# Data provided:
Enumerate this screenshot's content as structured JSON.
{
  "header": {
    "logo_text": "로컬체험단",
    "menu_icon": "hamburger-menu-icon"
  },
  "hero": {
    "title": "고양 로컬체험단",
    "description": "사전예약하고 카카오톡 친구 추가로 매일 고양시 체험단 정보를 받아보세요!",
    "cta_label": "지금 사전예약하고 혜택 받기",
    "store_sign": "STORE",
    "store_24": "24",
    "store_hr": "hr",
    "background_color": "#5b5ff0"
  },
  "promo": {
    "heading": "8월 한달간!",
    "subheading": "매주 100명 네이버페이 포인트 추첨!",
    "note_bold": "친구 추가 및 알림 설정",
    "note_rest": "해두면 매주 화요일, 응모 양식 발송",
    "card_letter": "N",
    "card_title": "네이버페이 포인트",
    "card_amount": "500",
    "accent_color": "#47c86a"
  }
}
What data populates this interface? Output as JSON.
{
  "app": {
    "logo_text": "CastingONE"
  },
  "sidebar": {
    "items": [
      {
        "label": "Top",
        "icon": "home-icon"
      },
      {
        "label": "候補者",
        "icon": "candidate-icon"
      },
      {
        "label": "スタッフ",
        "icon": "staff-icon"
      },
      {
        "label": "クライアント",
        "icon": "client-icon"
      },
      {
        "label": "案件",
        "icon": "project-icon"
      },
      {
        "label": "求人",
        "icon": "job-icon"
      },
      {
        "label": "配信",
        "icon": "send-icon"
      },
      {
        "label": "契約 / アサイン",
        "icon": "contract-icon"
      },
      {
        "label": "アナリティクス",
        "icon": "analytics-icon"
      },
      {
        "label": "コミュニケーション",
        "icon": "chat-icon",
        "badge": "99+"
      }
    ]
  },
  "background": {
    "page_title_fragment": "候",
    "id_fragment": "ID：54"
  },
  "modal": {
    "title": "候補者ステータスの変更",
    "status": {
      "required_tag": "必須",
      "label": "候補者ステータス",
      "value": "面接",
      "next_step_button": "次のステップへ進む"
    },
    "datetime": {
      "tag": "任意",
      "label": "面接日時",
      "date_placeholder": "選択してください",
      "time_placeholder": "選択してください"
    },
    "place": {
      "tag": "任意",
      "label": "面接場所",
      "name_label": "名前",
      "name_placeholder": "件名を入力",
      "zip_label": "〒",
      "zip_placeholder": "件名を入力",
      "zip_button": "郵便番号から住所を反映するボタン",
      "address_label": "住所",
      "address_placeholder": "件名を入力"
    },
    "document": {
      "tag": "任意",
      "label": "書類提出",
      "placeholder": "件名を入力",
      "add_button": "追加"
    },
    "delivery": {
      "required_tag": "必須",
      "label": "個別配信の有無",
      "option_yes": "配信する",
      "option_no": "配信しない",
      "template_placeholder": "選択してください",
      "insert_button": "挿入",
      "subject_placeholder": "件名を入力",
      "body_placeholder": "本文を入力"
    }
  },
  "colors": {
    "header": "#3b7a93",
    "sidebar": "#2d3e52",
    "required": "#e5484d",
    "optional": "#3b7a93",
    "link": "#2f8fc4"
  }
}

# Given request:
Extract all of the data above without altering anything.

# Solution to this task:
Enumerate this screenshot's content as structured JSON.
{
  "header": {
    "logo_text": "로컬체험단",
    "menu_icon": "hamburger-menu-icon"
  },
  "hero": {
    "title": "고양 로컬체험단",
    "description": "사전예약하고 카카오톡 친구 추가로 매일 고양시 체험단 정보를 받아보세요!",
    "cta_label": "지금 사전예약하고 혜택 받기",
    "store_sign": "STORE",
    "store_24": "24",
    "store_hr": "hr",
    "background_color": "#5b5ff0"
  },
  "promo": {
    "heading": "8월 한달간!",
    "subheading": "매주 100명 네이버페이 포인트 추첨!",
    "note_bold": "친구 추가 및 알림 설정",
    "note_rest": "해두면 매주 화요일, 응모 양식 발송",
    "card_letter": "N",
    "card_title": "네이버페이 포인트",
    "card_amount": "500",
    "accent_color": "#47c86a"
  }
}
What data populates this interface? Output as JSON.
{
  "app": {
    "logo_text": "CastingONE"
  },
  "sidebar": {
    "items": [
      {
        "label": "Top",
        "icon": "home-icon"
      },
      {
        "label": "候補者",
        "icon": "candidate-icon"
      },
      {
        "label": "スタッフ",
        "icon": "staff-icon"
      },
      {
        "label": "クライアント",
        "icon": "client-icon"
      },
      {
        "label": "案件",
        "icon": "project-icon"
      },
      {
        "label": "求人",
        "icon": "job-icon"
      },
      {
        "label": "配信",
        "icon": "send-icon"
      },
      {
        "label": "契約 / アサイン",
        "icon": "contract-icon"
      },
      {
        "label": "アナリティクス",
        "icon": "analytics-icon"
      },
      {
        "label": "コミュニケーション",
        "icon": "chat-icon",
        "badge": "99+"
      }
    ]
  },
  "background": {
    "page_title_fragment": "候",
    "id_fragment": "ID：54"
  },
  "modal": {
    "title": "候補者ステータスの変更",
    "status": {
      "required_tag": "必須",
      "label": "候補者ステータス",
      "value": "面接",
      "next_step_button": "次のステップへ進む"
    },
    "datetime": {
      "tag": "任意",
      "label": "面接日時",
      "date_placeholder": "選択してください",
      "time_placeholder": "選択してください"
    },
    "place": {
      "tag": "任意",
      "label": "面接場所",
      "name_label": "名前",
      "name_placeholder": "件名を入力",
      "zip_label": "〒",
      "zip_placeholder": "件名を入力",
      "zip_button": "郵便番号から住所を反映するボタン",
      "address_label": "住所",
      "address_placeholder": "件名を入力"
    },
    "document": {
      "tag": "任意",
      "label": "書類提出",
      "placeholder": "件名を入力",
      "add_button": "追加"
    },
    "delivery": {
      "required_tag": "必須",
      "label": "個別配信の有無",
      "option_yes": "配信する",
      "option_no": "配信しない",
      "template_placeholder": "選択してください",
      "insert_button": "挿入",
      "subject_placeholder": "件名を入力",
      "body_placeholder": "本文を入力"
    }
  },
  "colors": {
    "header": "#3b7a93",
    "sidebar": "#2d3e52",
    "required": "#e5484d",
    "optional": "#3b7a93",
    "link": "#2f8fc4"
  }
}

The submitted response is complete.